*Objective*: Could you put the lines below into a numbered list, omitting any blank ones?

[Listings of regions and labels]
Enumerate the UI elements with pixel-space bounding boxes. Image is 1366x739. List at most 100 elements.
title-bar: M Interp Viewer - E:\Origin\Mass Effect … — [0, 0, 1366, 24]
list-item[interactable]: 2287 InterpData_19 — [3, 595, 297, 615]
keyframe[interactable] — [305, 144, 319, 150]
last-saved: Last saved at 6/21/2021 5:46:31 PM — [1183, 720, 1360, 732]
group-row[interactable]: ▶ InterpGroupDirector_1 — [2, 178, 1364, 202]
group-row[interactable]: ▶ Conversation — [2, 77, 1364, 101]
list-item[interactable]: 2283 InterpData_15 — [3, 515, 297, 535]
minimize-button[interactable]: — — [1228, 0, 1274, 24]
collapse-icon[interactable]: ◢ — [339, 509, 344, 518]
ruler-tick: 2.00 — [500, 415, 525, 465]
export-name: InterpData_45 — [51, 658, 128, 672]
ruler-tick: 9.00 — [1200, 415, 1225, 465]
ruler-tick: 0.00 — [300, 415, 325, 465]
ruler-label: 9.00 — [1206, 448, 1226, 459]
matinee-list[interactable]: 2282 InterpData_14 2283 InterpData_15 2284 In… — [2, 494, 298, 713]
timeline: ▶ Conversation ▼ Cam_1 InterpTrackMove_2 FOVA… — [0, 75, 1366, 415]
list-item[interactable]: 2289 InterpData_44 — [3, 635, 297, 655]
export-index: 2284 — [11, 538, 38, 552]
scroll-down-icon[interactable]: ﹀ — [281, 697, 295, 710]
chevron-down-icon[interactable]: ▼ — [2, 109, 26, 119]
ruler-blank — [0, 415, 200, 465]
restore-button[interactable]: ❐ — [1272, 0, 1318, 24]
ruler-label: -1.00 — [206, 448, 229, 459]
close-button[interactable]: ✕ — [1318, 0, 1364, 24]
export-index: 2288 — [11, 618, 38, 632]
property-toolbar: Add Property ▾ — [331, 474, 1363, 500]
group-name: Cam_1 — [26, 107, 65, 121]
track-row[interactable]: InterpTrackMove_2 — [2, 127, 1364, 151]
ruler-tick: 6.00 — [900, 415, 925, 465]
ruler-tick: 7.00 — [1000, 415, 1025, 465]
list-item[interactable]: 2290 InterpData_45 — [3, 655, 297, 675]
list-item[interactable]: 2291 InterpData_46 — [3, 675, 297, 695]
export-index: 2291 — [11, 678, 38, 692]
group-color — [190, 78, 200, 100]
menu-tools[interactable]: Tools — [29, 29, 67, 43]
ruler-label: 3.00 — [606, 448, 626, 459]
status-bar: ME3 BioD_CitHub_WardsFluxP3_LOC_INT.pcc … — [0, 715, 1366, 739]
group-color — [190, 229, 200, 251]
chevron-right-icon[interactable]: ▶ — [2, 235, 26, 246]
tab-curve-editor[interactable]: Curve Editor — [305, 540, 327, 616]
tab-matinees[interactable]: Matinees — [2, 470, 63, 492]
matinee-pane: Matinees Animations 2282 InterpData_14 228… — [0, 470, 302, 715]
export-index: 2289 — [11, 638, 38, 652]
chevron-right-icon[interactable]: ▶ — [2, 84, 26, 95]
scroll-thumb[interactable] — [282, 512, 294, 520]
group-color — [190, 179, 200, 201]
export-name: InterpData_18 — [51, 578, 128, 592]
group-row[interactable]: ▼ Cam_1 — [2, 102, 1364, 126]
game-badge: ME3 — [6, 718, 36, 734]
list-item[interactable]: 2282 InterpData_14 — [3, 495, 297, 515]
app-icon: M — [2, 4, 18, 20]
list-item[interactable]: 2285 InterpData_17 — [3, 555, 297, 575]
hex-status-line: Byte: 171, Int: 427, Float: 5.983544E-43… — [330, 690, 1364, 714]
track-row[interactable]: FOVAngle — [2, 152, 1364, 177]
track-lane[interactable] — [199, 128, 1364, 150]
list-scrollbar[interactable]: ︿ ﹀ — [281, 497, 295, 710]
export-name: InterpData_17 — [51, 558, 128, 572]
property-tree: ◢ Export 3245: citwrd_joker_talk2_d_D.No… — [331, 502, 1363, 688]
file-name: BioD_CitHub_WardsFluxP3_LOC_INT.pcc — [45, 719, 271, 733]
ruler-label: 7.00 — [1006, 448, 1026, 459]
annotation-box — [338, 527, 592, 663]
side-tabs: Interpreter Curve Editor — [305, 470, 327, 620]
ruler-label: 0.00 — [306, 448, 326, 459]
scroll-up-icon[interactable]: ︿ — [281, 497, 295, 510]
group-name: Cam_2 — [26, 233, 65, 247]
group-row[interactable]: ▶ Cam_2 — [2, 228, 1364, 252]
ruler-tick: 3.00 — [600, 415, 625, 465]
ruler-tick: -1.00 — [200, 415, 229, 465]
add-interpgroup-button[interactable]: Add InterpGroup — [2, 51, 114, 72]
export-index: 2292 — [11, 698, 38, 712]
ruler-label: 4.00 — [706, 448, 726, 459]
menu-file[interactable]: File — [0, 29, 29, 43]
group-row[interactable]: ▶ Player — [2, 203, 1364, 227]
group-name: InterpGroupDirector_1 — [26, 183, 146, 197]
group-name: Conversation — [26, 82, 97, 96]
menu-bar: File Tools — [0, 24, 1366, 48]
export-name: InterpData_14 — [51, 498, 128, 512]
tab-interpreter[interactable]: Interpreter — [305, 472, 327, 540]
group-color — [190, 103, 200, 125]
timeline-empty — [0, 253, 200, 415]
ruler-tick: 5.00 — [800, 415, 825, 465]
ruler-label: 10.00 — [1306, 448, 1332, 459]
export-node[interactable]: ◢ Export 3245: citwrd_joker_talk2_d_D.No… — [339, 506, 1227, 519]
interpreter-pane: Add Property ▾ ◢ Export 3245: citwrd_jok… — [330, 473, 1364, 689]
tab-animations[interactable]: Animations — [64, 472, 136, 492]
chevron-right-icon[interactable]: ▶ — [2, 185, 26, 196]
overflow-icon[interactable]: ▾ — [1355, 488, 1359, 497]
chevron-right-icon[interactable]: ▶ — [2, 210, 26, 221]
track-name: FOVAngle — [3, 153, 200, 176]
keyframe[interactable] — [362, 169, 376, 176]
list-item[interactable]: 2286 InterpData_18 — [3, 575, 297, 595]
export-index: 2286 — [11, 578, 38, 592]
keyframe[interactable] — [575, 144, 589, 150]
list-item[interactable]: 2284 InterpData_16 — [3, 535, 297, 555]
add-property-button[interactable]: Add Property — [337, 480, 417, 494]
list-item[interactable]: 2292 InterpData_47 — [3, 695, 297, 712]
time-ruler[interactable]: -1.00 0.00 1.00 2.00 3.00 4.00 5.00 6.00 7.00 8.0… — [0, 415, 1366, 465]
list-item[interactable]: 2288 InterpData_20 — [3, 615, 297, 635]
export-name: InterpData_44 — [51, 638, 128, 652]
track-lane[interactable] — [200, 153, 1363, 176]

*Task output*:
1. Enumerate the UI elements with pixel-space bounding boxes. Image is 1366x739. List at most 100 elements.
2. title-bar: M Interp Viewer - E:\Origin\Mass Effect … — [0, 0, 1366, 24]
3. list-item[interactable]: 2287 InterpData_19 — [3, 595, 297, 615]
4. keyframe[interactable] — [305, 144, 319, 150]
5. last-saved: Last saved at 6/21/2021 5:46:31 PM — [1183, 720, 1360, 732]
6. group-row[interactable]: ▶ InterpGroupDirector_1 — [2, 178, 1364, 202]
7. group-row[interactable]: ▶ Conversation — [2, 77, 1364, 101]
8. list-item[interactable]: 2283 InterpData_15 — [3, 515, 297, 535]
9. minimize-button[interactable]: — — [1228, 0, 1274, 24]
10. collapse-icon[interactable]: ◢ — [339, 509, 344, 518]
11. ruler-tick: 2.00 — [500, 415, 525, 465]
12. export-name: InterpData_45 — [51, 658, 128, 672]
13. ruler-tick: 9.00 — [1200, 415, 1225, 465]
14. ruler-tick: 0.00 — [300, 415, 325, 465]
15. ruler-label: 9.00 — [1206, 448, 1226, 459]
16. matinee-list[interactable]: 2282 InterpData_14 2283 InterpData_15 2284 In… — [2, 494, 298, 713]
17. timeline: ▶ Conversation ▼ Cam_1 InterpTrackMove_2 FOVA… — [0, 75, 1366, 415]
18. list-item[interactable]: 2289 InterpData_44 — [3, 635, 297, 655]
19. export-index: 2284 — [11, 538, 38, 552]
20. scroll-down-icon[interactable]: ﹀ — [281, 697, 295, 710]
21. chevron-down-icon[interactable]: ▼ — [2, 109, 26, 119]
22. ruler-blank — [0, 415, 200, 465]
23. restore-button[interactable]: ❐ — [1272, 0, 1318, 24]
24. ruler-label: -1.00 — [206, 448, 229, 459]
25. close-button[interactable]: ✕ — [1318, 0, 1364, 24]
26. export-index: 2288 — [11, 618, 38, 632]
27. property-toolbar: Add Property ▾ — [331, 474, 1363, 500]
28. group-name: Cam_1 — [26, 107, 65, 121]
29. track-row[interactable]: InterpTrackMove_2 — [2, 127, 1364, 151]
30. ruler-tick: 6.00 — [900, 415, 925, 465]
31. ruler-tick: 7.00 — [1000, 415, 1025, 465]
32. list-item[interactable]: 2290 InterpData_45 — [3, 655, 297, 675]
33. list-item[interactable]: 2291 InterpData_46 — [3, 675, 297, 695]
34. export-index: 2291 — [11, 678, 38, 692]
35. group-color — [190, 78, 200, 100]
36. menu-tools[interactable]: Tools — [29, 29, 67, 43]
37. ruler-label: 3.00 — [606, 448, 626, 459]
38. status-bar: ME3 BioD_CitHub_WardsFluxP3_LOC_INT.pcc … — [0, 715, 1366, 739]
39. group-color — [190, 229, 200, 251]
40. chevron-right-icon[interactable]: ▶ — [2, 235, 26, 246]
41. tab-curve-editor[interactable]: Curve Editor — [305, 540, 327, 616]
42. tab-matinees[interactable]: Matinees — [2, 470, 63, 492]
43. matinee-pane: Matinees Animations 2282 InterpData_14 228… — [0, 470, 302, 715]
44. export-index: 2289 — [11, 638, 38, 652]
45. chevron-right-icon[interactable]: ▶ — [2, 84, 26, 95]
46. scroll-thumb[interactable] — [282, 512, 294, 520]
47. group-color — [190, 179, 200, 201]
48. export-name: InterpData_18 — [51, 578, 128, 592]
49. group-row[interactable]: ▼ Cam_1 — [2, 102, 1364, 126]
50. game-badge: ME3 — [6, 718, 36, 734]
51. list-item[interactable]: 2282 InterpData_14 — [3, 495, 297, 515]
52. app-icon: M — [2, 4, 18, 20]
53. list-item[interactable]: 2285 InterpData_17 — [3, 555, 297, 575]
54. hex-status-line: Byte: 171, Int: 427, Float: 5.983544E-43… — [330, 690, 1364, 714]
55. track-row[interactable]: FOVAngle — [2, 152, 1364, 177]
56. track-lane[interactable] — [199, 128, 1364, 150]
57. list-scrollbar[interactable]: ︿ ﹀ — [281, 497, 295, 710]
58. export-name: InterpData_17 — [51, 558, 128, 572]
59. property-tree: ◢ Export 3245: citwrd_joker_talk2_d_D.No… — [331, 502, 1363, 688]
60. file-name: BioD_CitHub_WardsFluxP3_LOC_INT.pcc — [45, 719, 271, 733]
61. ruler-label: 7.00 — [1006, 448, 1026, 459]
62. annotation-box — [338, 527, 592, 663]
63. side-tabs: Interpreter Curve Editor — [305, 470, 327, 620]
64. ruler-label: 0.00 — [306, 448, 326, 459]
65. scroll-up-icon[interactable]: ︿ — [281, 497, 295, 510]
66. group-name: Cam_2 — [26, 233, 65, 247]
67. group-row[interactable]: ▶ Cam_2 — [2, 228, 1364, 252]
68. ruler-tick: 3.00 — [600, 415, 625, 465]
69. ruler-tick: -1.00 — [200, 415, 229, 465]
70. add-interpgroup-button[interactable]: Add InterpGroup — [2, 51, 114, 72]
71. export-index: 2292 — [11, 698, 38, 712]
72. ruler-label: 4.00 — [706, 448, 726, 459]
73. menu-file[interactable]: File — [0, 29, 29, 43]
74. group-row[interactable]: ▶ Player — [2, 203, 1364, 227]
75. group-name: InterpGroupDirector_1 — [26, 183, 146, 197]
76. group-name: Conversation — [26, 82, 97, 96]
77. menu-bar: File Tools — [0, 24, 1366, 48]
78. export-name: InterpData_14 — [51, 498, 128, 512]
79. tab-interpreter[interactable]: Interpreter — [305, 472, 327, 540]
80. group-color — [190, 103, 200, 125]
81. timeline-empty — [0, 253, 200, 415]
82. ruler-tick: 5.00 — [800, 415, 825, 465]
83. ruler-label: 10.00 — [1306, 448, 1332, 459]
84. export-node[interactable]: ◢ Export 3245: citwrd_joker_talk2_d_D.No… — [339, 506, 1227, 519]
85. interpreter-pane: Add Property ▾ ◢ Export 3245: citwrd_jok… — [330, 473, 1364, 689]
86. tab-animations[interactable]: Animations — [64, 472, 136, 492]
87. chevron-right-icon[interactable]: ▶ — [2, 185, 26, 196]
88. overflow-icon[interactable]: ▾ — [1355, 488, 1359, 497]
89. chevron-right-icon[interactable]: ▶ — [2, 210, 26, 221]
90. track-name: FOVAngle — [3, 153, 200, 176]
91. keyframe[interactable] — [362, 169, 376, 176]
92. list-item[interactable]: 2286 InterpData_18 — [3, 575, 297, 595]
93. export-index: 2286 — [11, 578, 38, 592]
94. keyframe[interactable] — [575, 144, 589, 150]
95. list-item[interactable]: 2284 InterpData_16 — [3, 535, 297, 555]
96. add-property-button[interactable]: Add Property — [337, 480, 417, 494]
97. list-item[interactable]: 2292 InterpData_47 — [3, 695, 297, 712]
98. time-ruler[interactable]: -1.00 0.00 1.00 2.00 3.00 4.00 5.00 6.00 7.00 8.0… — [0, 415, 1366, 465]
99. list-item[interactable]: 2288 InterpData_20 — [3, 615, 297, 635]
100. export-name: InterpData_44 — [51, 638, 128, 652]
101. track-lane[interactable] — [200, 153, 1363, 176]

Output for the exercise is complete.